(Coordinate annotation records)
------------------------------------------------------------------------
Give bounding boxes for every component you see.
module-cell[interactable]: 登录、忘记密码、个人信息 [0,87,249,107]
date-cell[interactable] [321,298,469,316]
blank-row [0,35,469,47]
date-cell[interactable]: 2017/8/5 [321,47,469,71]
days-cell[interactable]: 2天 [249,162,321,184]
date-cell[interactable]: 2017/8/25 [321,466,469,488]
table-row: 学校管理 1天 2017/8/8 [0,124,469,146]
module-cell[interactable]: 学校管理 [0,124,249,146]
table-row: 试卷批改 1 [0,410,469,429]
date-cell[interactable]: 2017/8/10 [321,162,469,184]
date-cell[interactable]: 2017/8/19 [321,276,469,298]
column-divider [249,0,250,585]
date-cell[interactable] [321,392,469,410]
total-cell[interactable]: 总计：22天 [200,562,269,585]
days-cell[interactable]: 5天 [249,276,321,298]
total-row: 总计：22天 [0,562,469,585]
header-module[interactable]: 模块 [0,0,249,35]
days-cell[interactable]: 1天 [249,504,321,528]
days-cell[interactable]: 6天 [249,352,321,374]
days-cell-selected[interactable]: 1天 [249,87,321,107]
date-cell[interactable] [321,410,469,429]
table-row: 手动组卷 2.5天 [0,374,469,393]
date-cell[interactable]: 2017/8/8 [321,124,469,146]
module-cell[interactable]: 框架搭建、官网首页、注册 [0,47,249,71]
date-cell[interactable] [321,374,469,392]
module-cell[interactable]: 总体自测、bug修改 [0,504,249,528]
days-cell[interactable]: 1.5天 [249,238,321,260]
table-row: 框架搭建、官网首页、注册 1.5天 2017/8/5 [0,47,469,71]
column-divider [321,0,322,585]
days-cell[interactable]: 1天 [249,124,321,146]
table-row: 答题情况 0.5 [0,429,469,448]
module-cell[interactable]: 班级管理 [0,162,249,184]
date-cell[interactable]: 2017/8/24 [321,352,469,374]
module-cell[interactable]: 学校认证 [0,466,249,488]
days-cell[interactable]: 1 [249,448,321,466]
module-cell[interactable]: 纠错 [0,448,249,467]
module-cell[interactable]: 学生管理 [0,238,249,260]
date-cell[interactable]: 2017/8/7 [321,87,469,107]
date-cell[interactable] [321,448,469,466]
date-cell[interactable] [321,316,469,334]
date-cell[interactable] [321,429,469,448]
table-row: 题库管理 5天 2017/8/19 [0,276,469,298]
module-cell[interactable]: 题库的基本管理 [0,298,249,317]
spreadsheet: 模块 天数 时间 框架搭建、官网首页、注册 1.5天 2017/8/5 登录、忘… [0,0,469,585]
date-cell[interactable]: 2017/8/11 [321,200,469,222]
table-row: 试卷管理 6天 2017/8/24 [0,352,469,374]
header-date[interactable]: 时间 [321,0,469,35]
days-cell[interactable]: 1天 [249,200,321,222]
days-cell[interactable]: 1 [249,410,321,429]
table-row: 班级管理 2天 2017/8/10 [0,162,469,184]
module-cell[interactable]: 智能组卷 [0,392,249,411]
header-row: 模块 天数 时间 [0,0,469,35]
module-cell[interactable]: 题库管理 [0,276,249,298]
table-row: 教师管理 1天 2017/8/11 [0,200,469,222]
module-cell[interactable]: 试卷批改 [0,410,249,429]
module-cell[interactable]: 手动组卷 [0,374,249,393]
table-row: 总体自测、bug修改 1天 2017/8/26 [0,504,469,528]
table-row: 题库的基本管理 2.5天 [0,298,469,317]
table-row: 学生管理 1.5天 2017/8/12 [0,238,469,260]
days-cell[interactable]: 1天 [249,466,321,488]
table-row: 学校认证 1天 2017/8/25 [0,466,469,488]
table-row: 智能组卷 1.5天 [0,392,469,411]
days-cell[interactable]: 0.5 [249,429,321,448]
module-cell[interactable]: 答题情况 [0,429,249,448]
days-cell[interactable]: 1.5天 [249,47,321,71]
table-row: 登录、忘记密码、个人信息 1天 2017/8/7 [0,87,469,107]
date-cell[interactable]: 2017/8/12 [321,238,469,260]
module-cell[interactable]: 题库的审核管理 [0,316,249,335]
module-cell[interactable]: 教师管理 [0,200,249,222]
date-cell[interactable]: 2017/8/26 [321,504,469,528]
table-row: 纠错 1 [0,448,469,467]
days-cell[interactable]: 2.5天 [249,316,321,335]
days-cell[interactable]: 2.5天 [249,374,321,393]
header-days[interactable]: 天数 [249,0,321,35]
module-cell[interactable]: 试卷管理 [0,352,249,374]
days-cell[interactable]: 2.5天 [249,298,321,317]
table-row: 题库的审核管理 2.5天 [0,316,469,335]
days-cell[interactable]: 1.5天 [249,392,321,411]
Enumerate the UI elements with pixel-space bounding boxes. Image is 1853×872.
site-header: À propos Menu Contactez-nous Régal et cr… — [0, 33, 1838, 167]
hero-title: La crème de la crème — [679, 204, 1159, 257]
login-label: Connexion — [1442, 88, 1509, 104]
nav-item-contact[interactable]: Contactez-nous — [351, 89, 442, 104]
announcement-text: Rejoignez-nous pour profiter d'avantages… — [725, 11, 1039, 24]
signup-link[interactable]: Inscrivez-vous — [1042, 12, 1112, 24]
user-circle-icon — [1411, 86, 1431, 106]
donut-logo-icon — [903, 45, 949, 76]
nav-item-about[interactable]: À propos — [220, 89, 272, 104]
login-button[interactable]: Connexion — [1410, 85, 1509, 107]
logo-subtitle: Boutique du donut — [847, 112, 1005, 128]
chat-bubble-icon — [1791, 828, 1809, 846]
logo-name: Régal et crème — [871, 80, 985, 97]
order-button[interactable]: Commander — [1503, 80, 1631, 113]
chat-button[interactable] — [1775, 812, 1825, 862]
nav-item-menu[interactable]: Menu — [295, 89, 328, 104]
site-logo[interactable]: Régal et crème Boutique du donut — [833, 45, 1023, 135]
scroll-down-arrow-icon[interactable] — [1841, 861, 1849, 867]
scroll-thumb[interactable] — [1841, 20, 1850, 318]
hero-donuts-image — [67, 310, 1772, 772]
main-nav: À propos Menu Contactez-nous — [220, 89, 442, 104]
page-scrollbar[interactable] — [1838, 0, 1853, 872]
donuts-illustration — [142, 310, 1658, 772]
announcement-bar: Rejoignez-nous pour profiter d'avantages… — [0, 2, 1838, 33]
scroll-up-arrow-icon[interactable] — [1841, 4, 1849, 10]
------------------------------------------------------------------------
● **PROBLEM DETAILS**
Could you turn every line of the records above into a numbered list, leaving out any blank lines?

● **WRITTEN SOLUTION**
1. Give bounding boxes for every component you see.
2. module-cell[interactable]: 登录、忘记密码、个人信息 [0,87,249,107]
3. date-cell[interactable] [321,298,469,316]
4. blank-row [0,35,469,47]
5. date-cell[interactable]: 2017/8/5 [321,47,469,71]
6. days-cell[interactable]: 2天 [249,162,321,184]
7. date-cell[interactable]: 2017/8/25 [321,466,469,488]
8. table-row: 学校管理 1天 2017/8/8 [0,124,469,146]
9. module-cell[interactable]: 学校管理 [0,124,249,146]
10. table-row: 试卷批改 1 [0,410,469,429]
11. date-cell[interactable]: 2017/8/10 [321,162,469,184]
12. date-cell[interactable]: 2017/8/19 [321,276,469,298]
13. column-divider [249,0,250,585]
14. date-cell[interactable] [321,392,469,410]
15. total-cell[interactable]: 总计：22天 [200,562,269,585]
16. days-cell[interactable]: 5天 [249,276,321,298]
17. total-row: 总计：22天 [0,562,469,585]
18. header-module[interactable]: 模块 [0,0,249,35]
19. days-cell[interactable]: 1天 [249,504,321,528]
20. days-cell[interactable]: 6天 [249,352,321,374]
21. days-cell-selected[interactable]: 1天 [249,87,321,107]
22. date-cell[interactable] [321,410,469,429]
23. table-row: 手动组卷 2.5天 [0,374,469,393]
24. date-cell[interactable]: 2017/8/8 [321,124,469,146]
25. module-cell[interactable]: 框架搭建、官网首页、注册 [0,47,249,71]
26. date-cell[interactable] [321,374,469,392]
27. module-cell[interactable]: 总体自测、bug修改 [0,504,249,528]
28. days-cell[interactable]: 1.5天 [249,238,321,260]
29. table-row: 框架搭建、官网首页、注册 1.5天 2017/8/5 [0,47,469,71]
30. column-divider [321,0,322,585]
31. days-cell[interactable]: 1天 [249,124,321,146]
32. table-row: 答题情况 0.5 [0,429,469,448]
33. module-cell[interactable]: 班级管理 [0,162,249,184]
34. date-cell[interactable]: 2017/8/24 [321,352,469,374]
35. module-cell[interactable]: 学校认证 [0,466,249,488]
36. days-cell[interactable]: 1 [249,448,321,466]
37. module-cell[interactable]: 纠错 [0,448,249,467]
38. module-cell[interactable]: 学生管理 [0,238,249,260]
39. date-cell[interactable]: 2017/8/7 [321,87,469,107]
40. date-cell[interactable] [321,448,469,466]
41. date-cell[interactable] [321,316,469,334]
42. date-cell[interactable] [321,429,469,448]
43. table-row: 题库管理 5天 2017/8/19 [0,276,469,298]
44. module-cell[interactable]: 题库的基本管理 [0,298,249,317]
45. spreadsheet: 模块 天数 时间 框架搭建、官网首页、注册 1.5天 2017/8/5 登录、忘… [0,0,469,585]
46. date-cell[interactable]: 2017/8/11 [321,200,469,222]
47. table-row: 试卷管理 6天 2017/8/24 [0,352,469,374]
48. header-date[interactable]: 时间 [321,0,469,35]
49. days-cell[interactable]: 1天 [249,200,321,222]
50. days-cell[interactable]: 1 [249,410,321,429]
51. table-row: 班级管理 2天 2017/8/10 [0,162,469,184]
52. module-cell[interactable]: 智能组卷 [0,392,249,411]
53. header-row: 模块 天数 时间 [0,0,469,35]
54. module-cell[interactable]: 题库管理 [0,276,249,298]
55. table-row: 教师管理 1天 2017/8/11 [0,200,469,222]
56. module-cell[interactable]: 试卷批改 [0,410,249,429]
57. module-cell[interactable]: 手动组卷 [0,374,249,393]
58. table-row: 总体自测、bug修改 1天 2017/8/26 [0,504,469,528]
59. table-row: 题库的基本管理 2.5天 [0,298,469,317]
60. table-row: 学生管理 1.5天 2017/8/12 [0,238,469,260]
61. days-cell[interactable]: 1天 [249,466,321,488]
62. table-row: 学校认证 1天 2017/8/25 [0,466,469,488]
63. table-row: 智能组卷 1.5天 [0,392,469,411]
64. days-cell[interactable]: 0.5 [249,429,321,448]
65. module-cell[interactable]: 答题情况 [0,429,249,448]
66. days-cell[interactable]: 1.5天 [249,47,321,71]
67. table-row: 登录、忘记密码、个人信息 1天 2017/8/7 [0,87,469,107]
68. date-cell[interactable]: 2017/8/12 [321,238,469,260]
69. module-cell[interactable]: 题库的审核管理 [0,316,249,335]
70. module-cell[interactable]: 教师管理 [0,200,249,222]
71. date-cell[interactable]: 2017/8/26 [321,504,469,528]
72. table-row: 纠错 1 [0,448,469,467]
73. days-cell[interactable]: 2.5天 [249,316,321,335]
74. days-cell[interactable]: 2.5天 [249,374,321,393]
75. header-days[interactable]: 天数 [249,0,321,35]
76. module-cell[interactable]: 试卷管理 [0,352,249,374]
77. days-cell[interactable]: 2.5天 [249,298,321,317]
78. table-row: 题库的审核管理 2.5天 [0,316,469,335]
79. days-cell[interactable]: 1.5天 [249,392,321,411]
80. Enumerate the UI elements with pixel-space bounding boxes. Image is 1853×872.
81. site-header: À propos Menu Contactez-nous Régal et cr… — [0, 33, 1838, 167]
82. hero-title: La crème de la crème — [679, 204, 1159, 257]
83. login-label: Connexion — [1442, 88, 1509, 104]
84. nav-item-contact[interactable]: Contactez-nous — [351, 89, 442, 104]
85. announcement-text: Rejoignez-nous pour profiter d'avantages… — [725, 11, 1039, 24]
86. signup-link[interactable]: Inscrivez-vous — [1042, 12, 1112, 24]
87. user-circle-icon — [1411, 86, 1431, 106]
88. donut-logo-icon — [903, 45, 949, 76]
89. nav-item-about[interactable]: À propos — [220, 89, 272, 104]
90. login-button[interactable]: Connexion — [1410, 85, 1509, 107]
91. logo-subtitle: Boutique du donut — [847, 112, 1005, 128]
92. chat-bubble-icon — [1791, 828, 1809, 846]
93. logo-name: Régal et crème — [871, 80, 985, 97]
94. order-button[interactable]: Commander — [1503, 80, 1631, 113]
95. chat-button[interactable] — [1775, 812, 1825, 862]
96. nav-item-menu[interactable]: Menu — [295, 89, 328, 104]
97. site-logo[interactable]: Régal et crème Boutique du donut — [833, 45, 1023, 135]
98. scroll-down-arrow-icon[interactable] — [1841, 861, 1849, 867]
99. scroll-thumb[interactable] — [1841, 20, 1850, 318]
100. hero-donuts-image — [67, 310, 1772, 772]
101. main-nav: À propos Menu Contactez-nous — [220, 89, 442, 104]
102. page-scrollbar[interactable] — [1838, 0, 1853, 872]
103. donuts-illustration — [142, 310, 1658, 772]
104. announcement-bar: Rejoignez-nous pour profiter d'avantages… — [0, 2, 1838, 33]
105. scroll-up-arrow-icon[interactable] — [1841, 4, 1849, 10]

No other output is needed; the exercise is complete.